_RAW DATA_
——————

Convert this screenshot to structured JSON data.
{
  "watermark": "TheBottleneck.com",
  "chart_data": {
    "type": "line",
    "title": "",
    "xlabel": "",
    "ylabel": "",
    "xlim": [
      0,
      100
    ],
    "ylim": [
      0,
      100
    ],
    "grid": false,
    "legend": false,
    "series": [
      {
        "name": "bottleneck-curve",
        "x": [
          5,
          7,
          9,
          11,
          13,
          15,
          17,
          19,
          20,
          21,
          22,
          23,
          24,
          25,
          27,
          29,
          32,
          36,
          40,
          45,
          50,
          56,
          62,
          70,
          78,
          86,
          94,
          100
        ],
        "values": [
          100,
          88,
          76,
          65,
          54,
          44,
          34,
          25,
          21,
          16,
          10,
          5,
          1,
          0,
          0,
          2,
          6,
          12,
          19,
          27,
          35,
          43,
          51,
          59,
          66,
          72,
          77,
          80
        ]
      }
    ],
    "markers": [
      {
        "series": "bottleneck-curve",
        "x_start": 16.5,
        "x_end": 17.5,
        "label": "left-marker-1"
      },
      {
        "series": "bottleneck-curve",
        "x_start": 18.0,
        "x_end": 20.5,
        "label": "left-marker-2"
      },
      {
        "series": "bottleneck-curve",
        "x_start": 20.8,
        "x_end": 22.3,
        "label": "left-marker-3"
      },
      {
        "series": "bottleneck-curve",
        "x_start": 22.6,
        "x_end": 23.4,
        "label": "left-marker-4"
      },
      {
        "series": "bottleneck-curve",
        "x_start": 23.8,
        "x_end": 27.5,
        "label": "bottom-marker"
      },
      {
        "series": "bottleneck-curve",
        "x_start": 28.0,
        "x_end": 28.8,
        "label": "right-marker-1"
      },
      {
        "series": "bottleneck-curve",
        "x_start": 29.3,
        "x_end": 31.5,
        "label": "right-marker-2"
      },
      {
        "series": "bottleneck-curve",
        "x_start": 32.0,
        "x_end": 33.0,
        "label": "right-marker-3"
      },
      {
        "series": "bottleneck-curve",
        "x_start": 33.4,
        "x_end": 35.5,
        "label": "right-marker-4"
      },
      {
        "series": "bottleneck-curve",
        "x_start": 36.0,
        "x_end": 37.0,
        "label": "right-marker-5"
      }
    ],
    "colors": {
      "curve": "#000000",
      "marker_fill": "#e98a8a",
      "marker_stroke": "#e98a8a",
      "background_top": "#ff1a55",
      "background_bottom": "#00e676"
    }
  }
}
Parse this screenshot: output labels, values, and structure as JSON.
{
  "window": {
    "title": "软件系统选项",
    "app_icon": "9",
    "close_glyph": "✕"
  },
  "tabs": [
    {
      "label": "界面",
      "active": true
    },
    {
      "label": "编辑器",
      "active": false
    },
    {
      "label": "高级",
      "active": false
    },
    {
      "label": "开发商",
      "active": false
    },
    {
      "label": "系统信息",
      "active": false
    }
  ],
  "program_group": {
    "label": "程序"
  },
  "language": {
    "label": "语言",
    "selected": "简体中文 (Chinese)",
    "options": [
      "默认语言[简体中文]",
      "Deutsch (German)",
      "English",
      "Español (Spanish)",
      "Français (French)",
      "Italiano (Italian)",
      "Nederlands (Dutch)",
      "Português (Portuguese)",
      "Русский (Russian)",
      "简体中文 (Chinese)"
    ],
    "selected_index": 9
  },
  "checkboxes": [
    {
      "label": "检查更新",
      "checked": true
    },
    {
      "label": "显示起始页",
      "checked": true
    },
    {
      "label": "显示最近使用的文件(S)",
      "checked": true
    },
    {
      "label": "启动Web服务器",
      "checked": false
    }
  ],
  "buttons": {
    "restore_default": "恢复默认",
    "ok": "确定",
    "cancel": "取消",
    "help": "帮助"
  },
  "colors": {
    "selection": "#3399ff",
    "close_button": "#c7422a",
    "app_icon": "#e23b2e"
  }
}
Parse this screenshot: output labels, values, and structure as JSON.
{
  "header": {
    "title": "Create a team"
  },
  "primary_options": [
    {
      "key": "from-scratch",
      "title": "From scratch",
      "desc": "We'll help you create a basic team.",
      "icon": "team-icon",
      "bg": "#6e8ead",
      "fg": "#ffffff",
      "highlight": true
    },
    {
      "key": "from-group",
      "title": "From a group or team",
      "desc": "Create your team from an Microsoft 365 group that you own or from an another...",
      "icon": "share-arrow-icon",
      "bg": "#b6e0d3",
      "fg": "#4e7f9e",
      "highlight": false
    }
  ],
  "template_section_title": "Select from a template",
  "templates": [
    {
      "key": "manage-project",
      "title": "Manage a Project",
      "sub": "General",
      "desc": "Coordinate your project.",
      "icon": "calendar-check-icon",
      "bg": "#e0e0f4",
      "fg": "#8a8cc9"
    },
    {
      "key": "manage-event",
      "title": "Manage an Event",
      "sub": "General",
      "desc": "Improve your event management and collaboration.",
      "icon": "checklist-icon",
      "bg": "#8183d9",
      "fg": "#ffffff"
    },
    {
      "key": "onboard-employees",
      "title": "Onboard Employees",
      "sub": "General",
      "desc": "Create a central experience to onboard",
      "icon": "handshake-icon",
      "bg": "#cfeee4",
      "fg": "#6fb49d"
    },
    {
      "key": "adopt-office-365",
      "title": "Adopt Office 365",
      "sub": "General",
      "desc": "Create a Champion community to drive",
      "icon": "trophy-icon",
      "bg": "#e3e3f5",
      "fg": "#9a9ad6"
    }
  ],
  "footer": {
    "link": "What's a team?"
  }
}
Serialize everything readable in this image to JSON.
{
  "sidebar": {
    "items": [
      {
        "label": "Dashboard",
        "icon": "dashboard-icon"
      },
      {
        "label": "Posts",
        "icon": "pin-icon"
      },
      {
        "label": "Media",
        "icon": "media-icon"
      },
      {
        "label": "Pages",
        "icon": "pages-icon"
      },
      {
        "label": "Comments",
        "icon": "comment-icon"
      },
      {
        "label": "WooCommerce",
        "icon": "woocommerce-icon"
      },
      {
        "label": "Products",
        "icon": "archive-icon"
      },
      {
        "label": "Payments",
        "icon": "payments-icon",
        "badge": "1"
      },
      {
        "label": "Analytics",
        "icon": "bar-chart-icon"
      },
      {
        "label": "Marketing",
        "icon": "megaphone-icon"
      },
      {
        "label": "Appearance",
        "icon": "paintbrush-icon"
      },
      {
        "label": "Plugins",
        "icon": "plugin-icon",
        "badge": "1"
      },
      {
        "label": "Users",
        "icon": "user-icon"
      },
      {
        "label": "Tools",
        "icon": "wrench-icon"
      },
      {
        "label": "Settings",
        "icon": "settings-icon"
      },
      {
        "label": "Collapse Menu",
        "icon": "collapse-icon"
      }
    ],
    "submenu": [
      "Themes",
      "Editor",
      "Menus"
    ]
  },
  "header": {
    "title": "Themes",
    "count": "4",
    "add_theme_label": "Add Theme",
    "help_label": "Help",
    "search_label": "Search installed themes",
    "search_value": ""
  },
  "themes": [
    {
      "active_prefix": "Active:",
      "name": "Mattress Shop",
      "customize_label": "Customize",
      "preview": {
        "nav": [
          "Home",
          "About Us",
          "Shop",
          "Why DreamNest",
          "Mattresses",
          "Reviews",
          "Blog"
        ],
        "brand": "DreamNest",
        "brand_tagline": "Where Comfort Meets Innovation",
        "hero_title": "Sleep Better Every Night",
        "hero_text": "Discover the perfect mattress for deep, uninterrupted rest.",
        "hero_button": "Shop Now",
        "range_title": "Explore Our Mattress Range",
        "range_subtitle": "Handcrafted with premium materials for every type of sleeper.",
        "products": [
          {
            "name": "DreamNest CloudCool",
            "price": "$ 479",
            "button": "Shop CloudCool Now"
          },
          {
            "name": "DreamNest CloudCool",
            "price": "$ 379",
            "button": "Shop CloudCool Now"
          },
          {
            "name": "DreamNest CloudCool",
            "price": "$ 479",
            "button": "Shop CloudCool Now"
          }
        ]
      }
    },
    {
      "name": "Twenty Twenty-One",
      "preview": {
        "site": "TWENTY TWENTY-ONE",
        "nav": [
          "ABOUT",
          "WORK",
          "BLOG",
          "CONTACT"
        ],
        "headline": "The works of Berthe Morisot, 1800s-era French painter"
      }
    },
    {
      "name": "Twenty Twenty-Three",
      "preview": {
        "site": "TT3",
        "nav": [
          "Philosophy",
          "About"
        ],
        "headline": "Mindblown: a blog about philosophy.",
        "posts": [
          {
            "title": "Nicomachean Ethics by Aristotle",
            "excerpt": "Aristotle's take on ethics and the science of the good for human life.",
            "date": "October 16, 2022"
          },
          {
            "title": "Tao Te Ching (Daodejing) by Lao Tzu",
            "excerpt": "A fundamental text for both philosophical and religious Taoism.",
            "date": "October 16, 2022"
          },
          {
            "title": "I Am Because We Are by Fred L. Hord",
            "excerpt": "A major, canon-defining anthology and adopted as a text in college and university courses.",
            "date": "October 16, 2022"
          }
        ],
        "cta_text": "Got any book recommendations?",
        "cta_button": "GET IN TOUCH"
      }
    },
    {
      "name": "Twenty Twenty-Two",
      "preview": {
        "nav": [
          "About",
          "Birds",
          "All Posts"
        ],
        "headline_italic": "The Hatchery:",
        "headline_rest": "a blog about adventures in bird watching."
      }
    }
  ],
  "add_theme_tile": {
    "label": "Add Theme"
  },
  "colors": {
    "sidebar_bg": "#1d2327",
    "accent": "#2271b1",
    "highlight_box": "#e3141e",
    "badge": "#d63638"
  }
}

——————

_AIM_
Report each line of the material above where the word "French" appears.

_RESULT_
      "Français (French)",
        "headline": "The works of Berthe Morisot, 1800s-era French painter"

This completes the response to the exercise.